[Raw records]

▶

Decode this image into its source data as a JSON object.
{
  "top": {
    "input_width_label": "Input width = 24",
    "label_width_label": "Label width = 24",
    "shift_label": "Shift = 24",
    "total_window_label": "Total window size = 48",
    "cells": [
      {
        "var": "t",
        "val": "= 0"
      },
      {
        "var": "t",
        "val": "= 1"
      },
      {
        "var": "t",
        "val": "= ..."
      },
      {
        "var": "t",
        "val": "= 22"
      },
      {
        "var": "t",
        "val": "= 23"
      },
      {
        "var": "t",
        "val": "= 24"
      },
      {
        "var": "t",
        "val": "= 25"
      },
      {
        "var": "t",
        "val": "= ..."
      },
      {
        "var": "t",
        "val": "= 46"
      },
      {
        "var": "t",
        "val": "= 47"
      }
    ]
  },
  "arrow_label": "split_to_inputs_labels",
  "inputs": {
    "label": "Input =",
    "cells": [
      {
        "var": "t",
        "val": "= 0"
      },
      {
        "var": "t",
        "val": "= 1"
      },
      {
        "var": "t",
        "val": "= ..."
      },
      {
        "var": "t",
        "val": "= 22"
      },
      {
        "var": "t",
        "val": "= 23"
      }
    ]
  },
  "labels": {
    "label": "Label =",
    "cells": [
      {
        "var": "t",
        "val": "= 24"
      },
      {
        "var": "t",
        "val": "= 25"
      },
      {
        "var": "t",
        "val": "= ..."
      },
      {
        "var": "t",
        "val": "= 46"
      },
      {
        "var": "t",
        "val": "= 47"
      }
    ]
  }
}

◀

Problem details:
Check each line of the records for "width" and copy the ones that contain it.

Solved exercise:
    "input_width_label": "Input width = 24",
    "label_width_label": "Label width = 24",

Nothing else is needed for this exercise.